* **TASK REQUIREMENTS**: Return every line of the material exactly.

[START SUPPLIED INFORMATION]

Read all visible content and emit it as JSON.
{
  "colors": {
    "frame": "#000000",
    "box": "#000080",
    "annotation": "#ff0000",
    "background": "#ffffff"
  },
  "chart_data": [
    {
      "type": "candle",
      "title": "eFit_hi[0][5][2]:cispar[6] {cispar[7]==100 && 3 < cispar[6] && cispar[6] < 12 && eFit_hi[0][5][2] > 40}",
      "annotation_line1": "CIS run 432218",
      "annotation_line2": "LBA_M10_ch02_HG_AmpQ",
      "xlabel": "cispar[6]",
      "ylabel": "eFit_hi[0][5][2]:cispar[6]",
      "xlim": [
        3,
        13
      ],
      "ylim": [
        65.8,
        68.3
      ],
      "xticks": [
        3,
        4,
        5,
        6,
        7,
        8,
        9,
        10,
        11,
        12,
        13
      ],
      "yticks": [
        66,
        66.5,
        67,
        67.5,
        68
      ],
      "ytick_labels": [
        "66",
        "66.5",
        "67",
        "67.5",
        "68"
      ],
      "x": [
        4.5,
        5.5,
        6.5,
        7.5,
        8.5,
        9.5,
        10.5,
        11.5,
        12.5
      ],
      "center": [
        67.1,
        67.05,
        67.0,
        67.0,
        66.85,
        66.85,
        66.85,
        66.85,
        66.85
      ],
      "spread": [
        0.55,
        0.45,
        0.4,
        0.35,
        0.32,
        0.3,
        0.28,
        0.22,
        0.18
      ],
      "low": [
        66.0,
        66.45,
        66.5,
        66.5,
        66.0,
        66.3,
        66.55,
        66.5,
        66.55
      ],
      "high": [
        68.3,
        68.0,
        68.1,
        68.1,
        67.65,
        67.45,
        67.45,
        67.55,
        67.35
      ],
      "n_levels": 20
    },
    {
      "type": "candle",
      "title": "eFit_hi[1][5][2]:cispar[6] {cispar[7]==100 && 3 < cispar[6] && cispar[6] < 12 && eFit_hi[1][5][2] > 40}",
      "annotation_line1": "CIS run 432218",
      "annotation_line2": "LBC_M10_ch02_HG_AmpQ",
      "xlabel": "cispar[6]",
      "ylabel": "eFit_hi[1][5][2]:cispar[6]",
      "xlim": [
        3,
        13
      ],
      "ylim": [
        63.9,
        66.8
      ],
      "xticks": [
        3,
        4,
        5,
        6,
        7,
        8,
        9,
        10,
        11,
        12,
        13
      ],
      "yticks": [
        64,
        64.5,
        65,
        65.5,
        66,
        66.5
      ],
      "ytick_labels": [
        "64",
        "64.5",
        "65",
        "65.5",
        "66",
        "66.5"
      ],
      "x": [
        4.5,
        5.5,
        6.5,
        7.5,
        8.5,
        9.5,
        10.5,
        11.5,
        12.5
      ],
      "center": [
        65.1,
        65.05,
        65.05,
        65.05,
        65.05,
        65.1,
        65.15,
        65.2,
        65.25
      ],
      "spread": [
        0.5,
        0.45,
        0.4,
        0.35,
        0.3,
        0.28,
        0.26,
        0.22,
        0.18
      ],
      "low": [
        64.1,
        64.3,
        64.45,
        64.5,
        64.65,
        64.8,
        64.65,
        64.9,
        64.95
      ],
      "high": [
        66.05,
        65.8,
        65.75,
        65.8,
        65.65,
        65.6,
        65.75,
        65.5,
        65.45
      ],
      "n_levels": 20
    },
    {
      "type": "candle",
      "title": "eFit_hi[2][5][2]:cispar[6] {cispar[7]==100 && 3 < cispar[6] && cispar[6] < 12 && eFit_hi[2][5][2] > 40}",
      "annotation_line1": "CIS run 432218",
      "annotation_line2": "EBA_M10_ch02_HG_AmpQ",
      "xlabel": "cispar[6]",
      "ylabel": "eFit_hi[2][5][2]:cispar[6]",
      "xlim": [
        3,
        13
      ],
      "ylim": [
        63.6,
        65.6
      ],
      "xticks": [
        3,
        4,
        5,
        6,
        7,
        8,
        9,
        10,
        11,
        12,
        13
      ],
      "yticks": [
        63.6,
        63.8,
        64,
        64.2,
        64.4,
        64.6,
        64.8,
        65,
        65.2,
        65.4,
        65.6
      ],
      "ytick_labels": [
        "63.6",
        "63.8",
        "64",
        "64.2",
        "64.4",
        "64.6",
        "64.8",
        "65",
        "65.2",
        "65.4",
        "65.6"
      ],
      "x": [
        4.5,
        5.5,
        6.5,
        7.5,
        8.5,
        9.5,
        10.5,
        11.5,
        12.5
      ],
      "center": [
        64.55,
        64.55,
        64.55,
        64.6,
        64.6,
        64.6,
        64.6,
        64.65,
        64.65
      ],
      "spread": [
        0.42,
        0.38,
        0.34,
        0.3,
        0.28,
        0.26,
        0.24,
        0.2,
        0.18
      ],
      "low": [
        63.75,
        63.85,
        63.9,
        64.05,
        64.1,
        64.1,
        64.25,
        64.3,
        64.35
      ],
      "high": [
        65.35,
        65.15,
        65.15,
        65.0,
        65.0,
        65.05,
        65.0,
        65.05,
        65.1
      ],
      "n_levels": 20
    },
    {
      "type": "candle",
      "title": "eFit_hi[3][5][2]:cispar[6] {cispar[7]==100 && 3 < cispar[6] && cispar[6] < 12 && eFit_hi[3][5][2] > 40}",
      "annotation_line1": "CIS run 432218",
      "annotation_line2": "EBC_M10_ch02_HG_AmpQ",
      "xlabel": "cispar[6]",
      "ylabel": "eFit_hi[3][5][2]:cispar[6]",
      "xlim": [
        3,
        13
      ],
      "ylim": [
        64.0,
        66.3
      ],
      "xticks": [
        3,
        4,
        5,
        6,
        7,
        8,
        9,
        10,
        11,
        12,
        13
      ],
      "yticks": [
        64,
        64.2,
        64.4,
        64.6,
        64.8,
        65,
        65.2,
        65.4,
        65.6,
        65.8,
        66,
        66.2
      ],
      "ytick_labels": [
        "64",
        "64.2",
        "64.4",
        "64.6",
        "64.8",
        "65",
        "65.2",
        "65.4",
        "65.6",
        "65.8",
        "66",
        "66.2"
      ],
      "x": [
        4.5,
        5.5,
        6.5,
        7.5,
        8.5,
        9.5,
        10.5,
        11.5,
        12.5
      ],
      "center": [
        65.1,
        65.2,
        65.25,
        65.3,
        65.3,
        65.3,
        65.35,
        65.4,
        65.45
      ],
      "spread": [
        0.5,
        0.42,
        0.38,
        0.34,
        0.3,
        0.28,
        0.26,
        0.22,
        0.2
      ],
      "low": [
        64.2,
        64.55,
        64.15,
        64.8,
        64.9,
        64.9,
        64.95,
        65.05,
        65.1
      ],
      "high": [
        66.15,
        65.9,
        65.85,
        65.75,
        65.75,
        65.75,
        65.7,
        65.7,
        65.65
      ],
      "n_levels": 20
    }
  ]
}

[END SUPPLIED INFORMATION]

* **RESULT OF THE TASK**:
Read all visible content and emit it as JSON.
{
  "colors": {
    "frame": "#000000",
    "box": "#000080",
    "annotation": "#ff0000",
    "background": "#ffffff"
  },
  "chart_data": [
    {
      "type": "candle",
      "title": "eFit_hi[0][5][2]:cispar[6] {cispar[7]==100 && 3 < cispar[6] && cispar[6] < 12 && eFit_hi[0][5][2] > 40}",
      "annotation_line1": "CIS run 432218",
      "annotation_line2": "LBA_M10_ch02_HG_AmpQ",
      "xlabel": "cispar[6]",
      "ylabel": "eFit_hi[0][5][2]:cispar[6]",
      "xlim": [
        3,
        13
      ],
      "ylim": [
        65.8,
        68.3
      ],
      "xticks": [
        3,
        4,
        5,
        6,
        7,
        8,
        9,
        10,
        11,
        12,
        13
      ],
      "yticks": [
        66,
        66.5,
        67,
        67.5,
        68
      ],
      "ytick_labels": [
        "66",
        "66.5",
        "67",
        "67.5",
        "68"
      ],
      "x": [
        4.5,
        5.5,
        6.5,
        7.5,
        8.5,
        9.5,
        10.5,
        11.5,
        12.5
      ],
      "center": [
        67.1,
        67.05,
        67.0,
        67.0,
        66.85,
        66.85,
        66.85,
        66.85,
        66.85
      ],
      "spread": [
        0.55,
        0.45,
        0.4,
        0.35,
        0.32,
        0.3,
        0.28,
        0.22,
        0.18
      ],
      "low": [
        66.0,
        66.45,
        66.5,
        66.5,
        66.0,
        66.3,
        66.55,
        66.5,
        66.55
      ],
      "high": [
        68.3,
        68.0,
        68.1,
        68.1,
        67.65,
        67.45,
        67.45,
        67.55,
        67.35
      ],
      "n_levels": 20
    },
    {
      "type": "candle",
      "title": "eFit_hi[1][5][2]:cispar[6] {cispar[7]==100 && 3 < cispar[6] && cispar[6] < 12 && eFit_hi[1][5][2] > 40}",
      "annotation_line1": "CIS run 432218",
      "annotation_line2": "LBC_M10_ch02_HG_AmpQ",
      "xlabel": "cispar[6]",
      "ylabel": "eFit_hi[1][5][2]:cispar[6]",
      "xlim": [
        3,
        13
      ],
      "ylim": [
        63.9,
        66.8
      ],
      "xticks": [
        3,
        4,
        5,
        6,
        7,
        8,
        9,
        10,
        11,
        12,
        13
      ],
      "yticks": [
        64,
        64.5,
        65,
        65.5,
        66,
        66.5
      ],
      "ytick_labels": [
        "64",
        "64.5",
        "65",
        "65.5",
        "66",
        "66.5"
      ],
      "x": [
        4.5,
        5.5,
        6.5,
        7.5,
        8.5,
        9.5,
        10.5,
        11.5,
        12.5
      ],
      "center": [
        65.1,
        65.05,
        65.05,
        65.05,
        65.05,
        65.1,
        65.15,
        65.2,
        65.25
      ],
      "spread": [
        0.5,
        0.45,
        0.4,
        0.35,
        0.3,
        0.28,
        0.26,
        0.22,
        0.18
      ],
      "low": [
        64.1,
        64.3,
        64.45,
        64.5,
        64.65,
        64.8,
        64.65,
        64.9,
        64.95
      ],
      "high": [
        66.05,
        65.8,
        65.75,
        65.8,
        65.65,
        65.6,
        65.75,
        65.5,
        65.45
      ],
      "n_levels": 20
    },
    {
      "type": "candle",
      "title": "eFit_hi[2][5][2]:cispar[6] {cispar[7]==100 && 3 < cispar[6] && cispar[6] < 12 && eFit_hi[2][5][2] > 40}",
      "annotation_line1": "CIS run 432218",
      "annotation_line2": "EBA_M10_ch02_HG_AmpQ",
      "xlabel": "cispar[6]",
      "ylabel": "eFit_hi[2][5][2]:cispar[6]",
      "xlim": [
        3,
        13
      ],
      "ylim": [
        63.6,
        65.6
      ],
      "xticks": [
        3,
        4,
        5,
        6,
        7,
        8,
        9,
        10,
        11,
        12,
        13
      ],
      "yticks": [
        63.6,
        63.8,
        64,
        64.2,
        64.4,
        64.6,
        64.8,
        65,
        65.2,
        65.4,
        65.6
      ],
      "ytick_labels": [
        "63.6",
        "63.8",
        "64",
        "64.2",
        "64.4",
        "64.6",
        "64.8",
        "65",
        "65.2",
        "65.4",
        "65.6"
      ],
      "x": [
        4.5,
        5.5,
        6.5,
        7.5,
        8.5,
        9.5,
        10.5,
        11.5,
        12.5
      ],
      "center": [
        64.55,
        64.55,
        64.55,
        64.6,
        64.6,
        64.6,
        64.6,
        64.65,
        64.65
      ],
      "spread": [
        0.42,
        0.38,
        0.34,
        0.3,
        0.28,
        0.26,
        0.24,
        0.2,
        0.18
      ],
      "low": [
        63.75,
        63.85,
        63.9,
        64.05,
        64.1,
        64.1,
        64.25,
        64.3,
        64.35
      ],
      "high": [
        65.35,
        65.15,
        65.15,
        65.0,
        65.0,
        65.05,
        65.0,
        65.05,
        65.1
      ],
      "n_levels": 20
    },
    {
      "type": "candle",
      "title": "eFit_hi[3][5][2]:cispar[6] {cispar[7]==100 && 3 < cispar[6] && cispar[6] < 12 && eFit_hi[3][5][2] > 40}",
      "annotation_line1": "CIS run 432218",
      "annotation_line2": "EBC_M10_ch02_HG_AmpQ",
      "xlabel": "cispar[6]",
      "ylabel": "eFit_hi[3][5][2]:cispar[6]",
      "xlim": [
        3,
        13
      ],
      "ylim": [
        64.0,
        66.3
      ],
      "xticks": [
        3,
        4,
        5,
        6,
        7,
        8,
        9,
        10,
        11,
        12,
        13
      ],
      "yticks": [
        64,
        64.2,
        64.4,
        64.6,
        64.8,
        65,
        65.2,
        65.4,
        65.6,
        65.8,
        66,
        66.2
      ],
      "ytick_labels": [
        "64",
        "64.2",
        "64.4",
        "64.6",
        "64.8",
        "65",
        "65.2",
        "65.4",
        "65.6",
        "65.8",
        "66",
        "66.2"
      ],
      "x": [
        4.5,
        5.5,
        6.5,
        7.5,
        8.5,
        9.5,
        10.5,
        11.5,
        12.5
      ],
      "center": [
        65.1,
        65.2,
        65.25,
        65.3,
        65.3,
        65.3,
        65.35,
        65.4,
        65.45
      ],
      "spread": [
        0.5,
        0.42,
        0.38,
        0.34,
        0.3,
        0.28,
        0.26,
        0.22,
        0.2
      ],
      "low": [
        64.2,
        64.55,
        64.15,
        64.8,
        64.9,
        64.9,
        64.95,
        65.05,
        65.1
      ],
      "high": [
        66.15,
        65.9,
        65.85,
        65.75,
        65.75,
        65.75,
        65.7,
        65.7,
        65.65
      ],
      "n_levels": 20
    }
  ]
}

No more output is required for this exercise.